[BEGIN Material supplied]
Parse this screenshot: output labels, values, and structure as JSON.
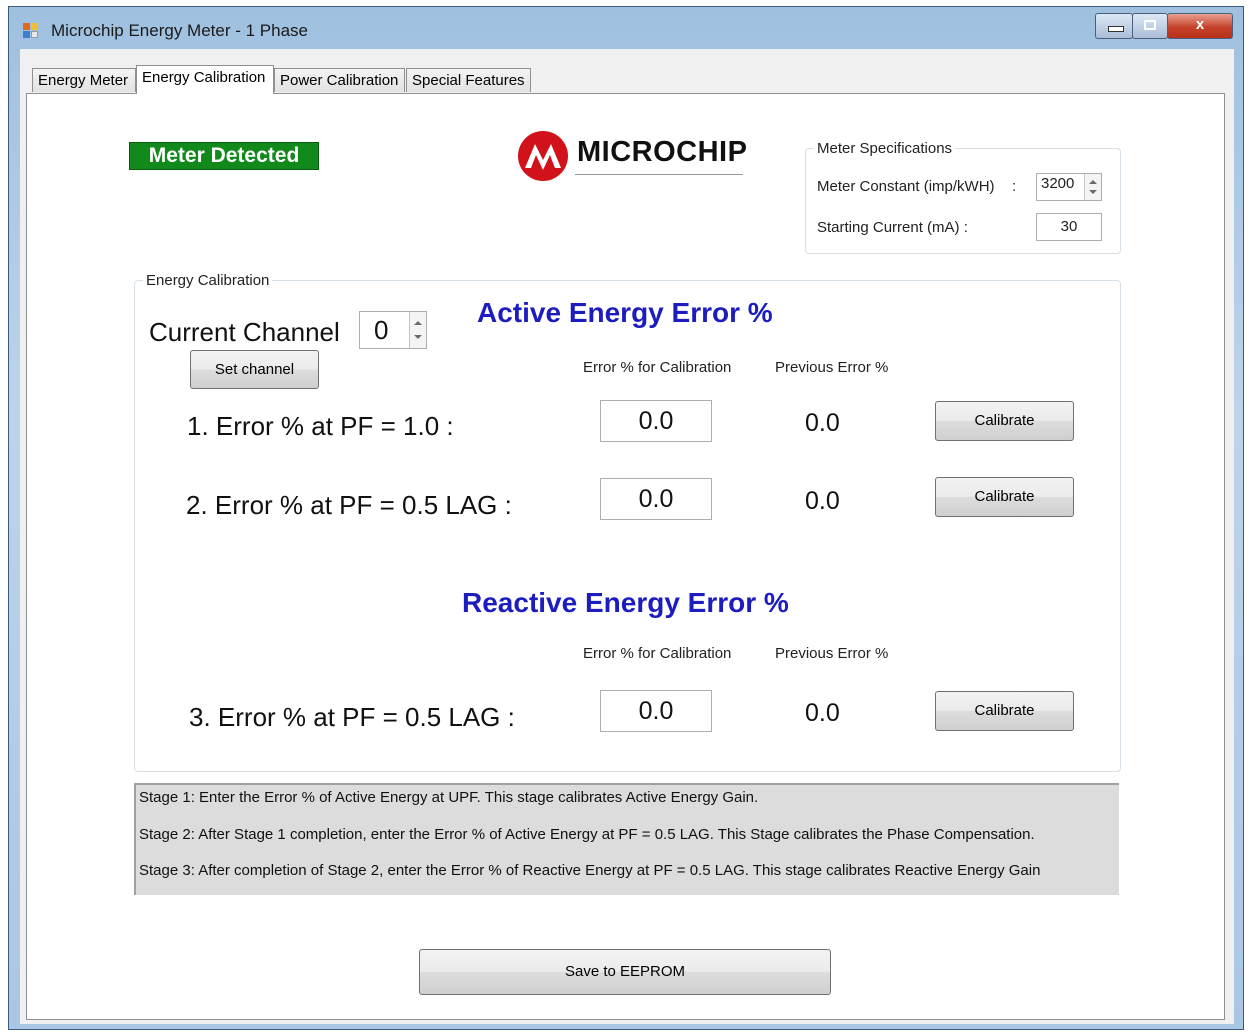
{
  "window": {
    "title": "Microchip Energy Meter - 1 Phase",
    "controls": {
      "minimize_icon": "minimize-icon",
      "maximize_icon": "maximize-icon",
      "close_glyph": "x"
    }
  },
  "tabs": [
    {
      "label": "Energy Meter",
      "active": false
    },
    {
      "label": "Energy Calibration",
      "active": true
    },
    {
      "label": "Power Calibration",
      "active": false
    },
    {
      "label": "Special Features",
      "active": false
    }
  ],
  "status_badge": {
    "text": "Meter Detected",
    "color": "#118a1b"
  },
  "logo": {
    "text": "MICROCHIP",
    "color": "#d1121a"
  },
  "meter_specifications": {
    "legend": "Meter Specifications",
    "meter_constant_label": "Meter Constant (imp/kWH)",
    "separator": ":",
    "meter_constant_value": "3200",
    "starting_current_label": "Starting Current (mA) :",
    "starting_current_value": "30"
  },
  "energy_calibration": {
    "legend": "Energy Calibration",
    "current_channel_label": "Current Channel",
    "current_channel_value": "0",
    "set_channel_button": "Set channel",
    "active": {
      "heading": "Active Energy Error %",
      "col_error": "Error % for Calibration",
      "col_previous": "Previous Error %",
      "rows": [
        {
          "label": "1. Error % at PF = 1.0 :",
          "error": "0.0",
          "previous": "0.0",
          "button": "Calibrate"
        },
        {
          "label": "2. Error % at PF = 0.5 LAG :",
          "error": "0.0",
          "previous": "0.0",
          "button": "Calibrate"
        }
      ]
    },
    "reactive": {
      "heading": "Reactive Energy Error %",
      "col_error": "Error % for Calibration",
      "col_previous": "Previous Error %",
      "rows": [
        {
          "label": "3. Error % at PF = 0.5 LAG :",
          "error": "0.0",
          "previous": "0.0",
          "button": "Calibrate"
        }
      ]
    }
  },
  "instructions": [
    "Stage 1: Enter the Error % of Active Energy at UPF. This stage calibrates Active Energy Gain.",
    "Stage 2: After Stage 1 completion, enter the Error % of Active Energy at PF = 0.5 LAG. This Stage calibrates the Phase Compensation.",
    "Stage 3: After completion of Stage 2, enter the Error % of Reactive Energy at PF = 0.5 LAG. This stage calibrates Reactive Energy Gain"
  ],
  "save_button": "Save to EEPROM"
}
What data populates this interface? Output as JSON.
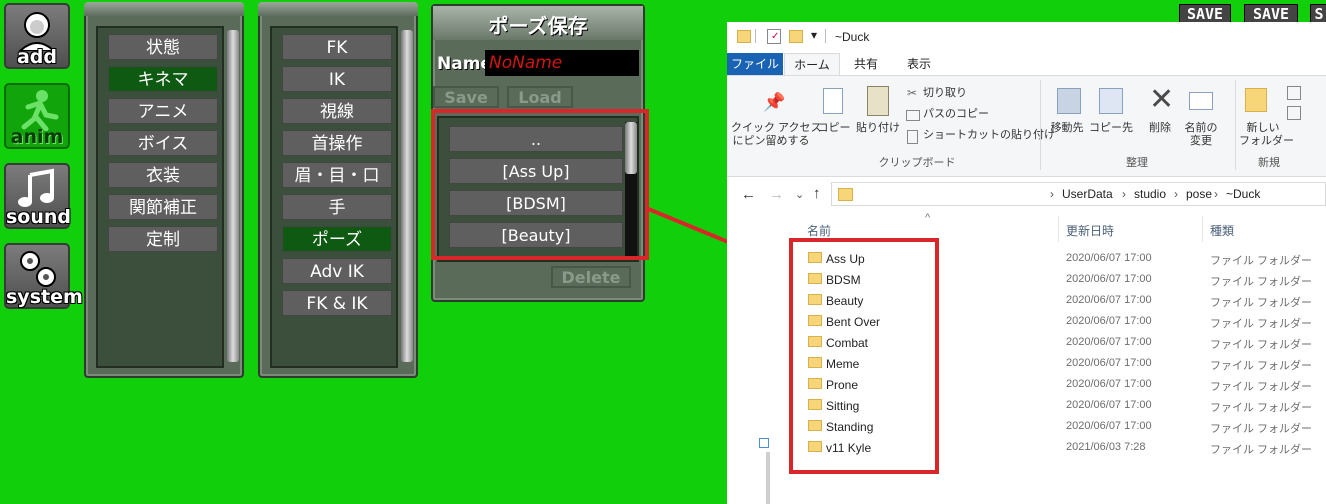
{
  "sidebar": {
    "add_label": "add",
    "anim_label": "anim",
    "sound_label": "sound",
    "system_label": "system"
  },
  "category_menu": {
    "items": [
      "状態",
      "キネマ",
      "アニメ",
      "ボイス",
      "衣装",
      "関節補正",
      "定制"
    ],
    "selected": "キネマ"
  },
  "kinematics_menu": {
    "items": [
      "FK",
      "IK",
      "視線",
      "首操作",
      "眉・目・口",
      "手",
      "ポーズ",
      "Adv IK",
      "FK & IK"
    ],
    "selected": "ポーズ"
  },
  "pose_panel": {
    "title": "ポーズ保存",
    "name_label": "Name",
    "name_value": "NoName",
    "save_label": "Save",
    "load_label": "Load",
    "delete_label": "Delete",
    "list": [
      "..",
      "[Ass Up]",
      "[BDSM]",
      "[Beauty]"
    ]
  },
  "top_right": {
    "save1": "SAVE",
    "save2": "SAVE",
    "save3": "S"
  },
  "explorer": {
    "title": "~Duck",
    "tabs": [
      "ファイル",
      "ホーム",
      "共有",
      "表示"
    ],
    "ribbon": {
      "pin": "クイック アクセス\nにピン留めする",
      "copy": "コピー",
      "paste": "貼り付け",
      "cut": "切り取り",
      "copy_path": "パスのコピー",
      "paste_shortcut": "ショートカットの貼り付け",
      "clipboard_group": "クリップボード",
      "move_to": "移動先",
      "copy_to": "コピー先",
      "delete": "削除",
      "rename": "名前の\n変更",
      "organize_group": "整理",
      "new_folder": "新しい\nフォルダー",
      "new_group": "新規"
    },
    "path": [
      "UserData",
      "studio",
      "pose",
      "~Duck"
    ],
    "columns": {
      "name": "名前",
      "date": "更新日時",
      "type": "種類"
    },
    "files": [
      {
        "name": "Ass Up",
        "date": "2020/06/07 17:00",
        "type": "ファイル フォルダー"
      },
      {
        "name": "BDSM",
        "date": "2020/06/07 17:00",
        "type": "ファイル フォルダー"
      },
      {
        "name": "Beauty",
        "date": "2020/06/07 17:00",
        "type": "ファイル フォルダー"
      },
      {
        "name": "Bent Over",
        "date": "2020/06/07 17:00",
        "type": "ファイル フォルダー"
      },
      {
        "name": "Combat",
        "date": "2020/06/07 17:00",
        "type": "ファイル フォルダー"
      },
      {
        "name": "Meme",
        "date": "2020/06/07 17:00",
        "type": "ファイル フォルダー"
      },
      {
        "name": "Prone",
        "date": "2020/06/07 17:00",
        "type": "ファイル フォルダー"
      },
      {
        "name": "Sitting",
        "date": "2020/06/07 17:00",
        "type": "ファイル フォルダー"
      },
      {
        "name": "Standing",
        "date": "2020/06/07 17:00",
        "type": "ファイル フォルダー"
      },
      {
        "name": "v11 Kyle",
        "date": "2021/06/03 7:28",
        "type": "ファイル フォルダー"
      }
    ]
  },
  "colors": {
    "background": "#11d00b",
    "highlight": "#d8262a",
    "selected_menu": "#0f5a12"
  }
}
[END Material supplied]
* _Requirements_
Print all of the entries word for word. Skip any images they contain.

* _Solution to this problem_
Parse this screenshot: output labels, values, and structure as JSON.
{
  "window": {
    "title": "Microchip Energy Meter - 1 Phase",
    "controls": {
      "minimize_icon": "minimize-icon",
      "maximize_icon": "maximize-icon",
      "close_glyph": "x"
    }
  },
  "tabs": [
    {
      "label": "Energy Meter",
      "active": false
    },
    {
      "label": "Energy Calibration",
      "active": true
    },
    {
      "label": "Power Calibration",
      "active": false
    },
    {
      "label": "Special Features",
      "active": false
    }
  ],
  "status_badge": {
    "text": "Meter Detected",
    "color": "#118a1b"
  },
  "logo": {
    "text": "MICROCHIP",
    "color": "#d1121a"
  },
  "meter_specifications": {
    "legend": "Meter Specifications",
    "meter_constant_label": "Meter Constant (imp/kWH)",
    "separator": ":",
    "meter_constant_value": "3200",
    "starting_current_label": "Starting Current (mA) :",
    "starting_current_value": "30"
  },
  "energy_calibration": {
    "legend": "Energy Calibration",
    "current_channel_label": "Current Channel",
    "current_channel_value": "0",
    "set_channel_button": "Set channel",
    "active": {
      "heading": "Active Energy Error %",
      "col_error": "Error % for Calibration",
      "col_previous": "Previous Error %",
      "rows": [
        {
          "label": "1. Error % at PF = 1.0 :",
          "error": "0.0",
          "previous": "0.0",
          "button": "Calibrate"
        },
        {
          "label": "2. Error % at PF = 0.5 LAG :",
          "error": "0.0",
          "previous": "0.0",
          "button": "Calibrate"
        }
      ]
    },
    "reactive": {
      "heading": "Reactive Energy Error %",
      "col_error": "Error % for Calibration",
      "col_previous": "Previous Error %",
      "rows": [
        {
          "label": "3. Error % at PF = 0.5 LAG :",
          "error": "0.0",
          "previous": "0.0",
          "button": "Calibrate"
        }
      ]
    }
  },
  "instructions": [
    "Stage 1: Enter the Error % of Active Energy at UPF. This stage calibrates Active Energy Gain.",
    "Stage 2: After Stage 1 completion, enter the Error % of Active Energy at PF = 0.5 LAG. This Stage calibrates the Phase Compensation.",
    "Stage 3: After completion of Stage 2, enter the Error % of Reactive Energy at PF = 0.5 LAG. This stage calibrates Reactive Energy Gain"
  ],
  "save_button": "Save to EEPROM"
}
What data populates this interface? Output as JSON.
{
  "sidebar": {
    "add_label": "add",
    "anim_label": "anim",
    "sound_label": "sound",
    "system_label": "system"
  },
  "category_menu": {
    "items": [
      "状態",
      "キネマ",
      "アニメ",
      "ボイス",
      "衣装",
      "関節補正",
      "定制"
    ],
    "selected": "キネマ"
  },
  "kinematics_menu": {
    "items": [
      "FK",
      "IK",
      "視線",
      "首操作",
      "眉・目・口",
      "手",
      "ポーズ",
      "Adv IK",
      "FK & IK"
    ],
    "selected": "ポーズ"
  },
  "pose_panel": {
    "title": "ポーズ保存",
    "name_label": "Name",
    "name_value": "NoName",
    "save_label": "Save",
    "load_label": "Load",
    "delete_label": "Delete",
    "list": [
      "..",
      "[Ass Up]",
      "[BDSM]",
      "[Beauty]"
    ]
  },
  "top_right": {
    "save1": "SAVE",
    "save2": "SAVE",
    "save3": "S"
  },
  "explorer": {
    "title": "~Duck",
    "tabs": [
      "ファイル",
      "ホーム",
      "共有",
      "表示"
    ],
    "ribbon": {
      "pin": "クイック アクセス\nにピン留めする",
      "copy": "コピー",
      "paste": "貼り付け",
      "cut": "切り取り",
      "copy_path": "パスのコピー",
      "paste_shortcut": "ショートカットの貼り付け",
      "clipboard_group": "クリップボード",
      "move_to": "移動先",
      "copy_to": "コピー先",
      "delete": "削除",
      "rename": "名前の\n変更",
      "organize_group": "整理",
      "new_folder": "新しい\nフォルダー",
      "new_group": "新規"
    },
    "path": [
      "UserData",
      "studio",
      "pose",
      "~Duck"
    ],
    "columns": {
      "name": "名前",
      "date": "更新日時",
      "type": "種類"
    },
    "files": [
      {
        "name": "Ass Up",
        "date": "2020/06/07 17:00",
        "type": "ファイル フォルダー"
      },
      {
        "name": "BDSM",
        "date": "2020/06/07 17:00",
        "type": "ファイル フォルダー"
      },
      {
        "name": "Beauty",
        "date": "2020/06/07 17:00",
        "type": "ファイル フォルダー"
      },
      {
        "name": "Bent Over",
        "date": "2020/06/07 17:00",
        "type": "ファイル フォルダー"
      },
      {
        "name": "Combat",
        "date": "2020/06/07 17:00",
        "type": "ファイル フォルダー"
      },
      {
        "name": "Meme",
        "date": "2020/06/07 17:00",
        "type": "ファイル フォルダー"
      },
      {
        "name": "Prone",
        "date": "2020/06/07 17:00",
        "type": "ファイル フォルダー"
      },
      {
        "name": "Sitting",
        "date": "2020/06/07 17:00",
        "type": "ファイル フォルダー"
      },
      {
        "name": "Standing",
        "date": "2020/06/07 17:00",
        "type": "ファイル フォルダー"
      },
      {
        "name": "v11 Kyle",
        "date": "2021/06/03 7:28",
        "type": "ファイル フォルダー"
      }
    ]
  },
  "colors": {
    "background": "#11d00b",
    "highlight": "#d8262a",
    "selected_menu": "#0f5a12"
  }
}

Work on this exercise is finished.